→ **To do**:
Repeat all the material exactly; pictures stay out of your copy.
────────────────────
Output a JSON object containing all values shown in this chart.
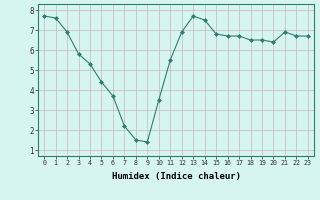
{
  "x": [
    0,
    1,
    2,
    3,
    4,
    5,
    6,
    7,
    8,
    9,
    10,
    11,
    12,
    13,
    14,
    15,
    16,
    17,
    18,
    19,
    20,
    21,
    22,
    23
  ],
  "y": [
    7.7,
    7.6,
    6.9,
    5.8,
    5.3,
    4.4,
    3.7,
    2.2,
    1.5,
    1.4,
    3.5,
    5.5,
    6.9,
    7.7,
    7.5,
    6.8,
    6.7,
    6.7,
    6.5,
    6.5,
    6.4,
    6.9,
    6.7,
    6.7
  ],
  "line_color": "#2e7d6e",
  "marker": "D",
  "marker_size": 2.0,
  "bg_color": "#d6f5f0",
  "grid_color": "#c8b8b8",
  "xlabel": "Humidex (Indice chaleur)",
  "xlabel_fontsize": 6.5,
  "ytick_labels": [
    "1",
    "2",
    "3",
    "4",
    "5",
    "6",
    "7",
    "8"
  ],
  "yticks": [
    1,
    2,
    3,
    4,
    5,
    6,
    7,
    8
  ],
  "xticks": [
    0,
    1,
    2,
    3,
    4,
    5,
    6,
    7,
    8,
    9,
    10,
    11,
    12,
    13,
    14,
    15,
    16,
    17,
    18,
    19,
    20,
    21,
    22,
    23
  ],
  "ylim": [
    0.7,
    8.3
  ],
  "xlim": [
    -0.5,
    23.5
  ]
}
────────────────────
→ **Exercise output**:
Output a JSON object containing all values shown in this chart.
{
  "x": [
    0,
    1,
    2,
    3,
    4,
    5,
    6,
    7,
    8,
    9,
    10,
    11,
    12,
    13,
    14,
    15,
    16,
    17,
    18,
    19,
    20,
    21,
    22,
    23
  ],
  "y": [
    7.7,
    7.6,
    6.9,
    5.8,
    5.3,
    4.4,
    3.7,
    2.2,
    1.5,
    1.4,
    3.5,
    5.5,
    6.9,
    7.7,
    7.5,
    6.8,
    6.7,
    6.7,
    6.5,
    6.5,
    6.4,
    6.9,
    6.7,
    6.7
  ],
  "line_color": "#2e7d6e",
  "marker": "D",
  "marker_size": 2.0,
  "bg_color": "#d6f5f0",
  "grid_color": "#c8b8b8",
  "xlabel": "Humidex (Indice chaleur)",
  "xlabel_fontsize": 6.5,
  "ytick_labels": [
    "1",
    "2",
    "3",
    "4",
    "5",
    "6",
    "7",
    "8"
  ],
  "yticks": [
    1,
    2,
    3,
    4,
    5,
    6,
    7,
    8
  ],
  "xticks": [
    0,
    1,
    2,
    3,
    4,
    5,
    6,
    7,
    8,
    9,
    10,
    11,
    12,
    13,
    14,
    15,
    16,
    17,
    18,
    19,
    20,
    21,
    22,
    23
  ],
  "ylim": [
    0.7,
    8.3
  ],
  "xlim": [
    -0.5,
    23.5
  ]
}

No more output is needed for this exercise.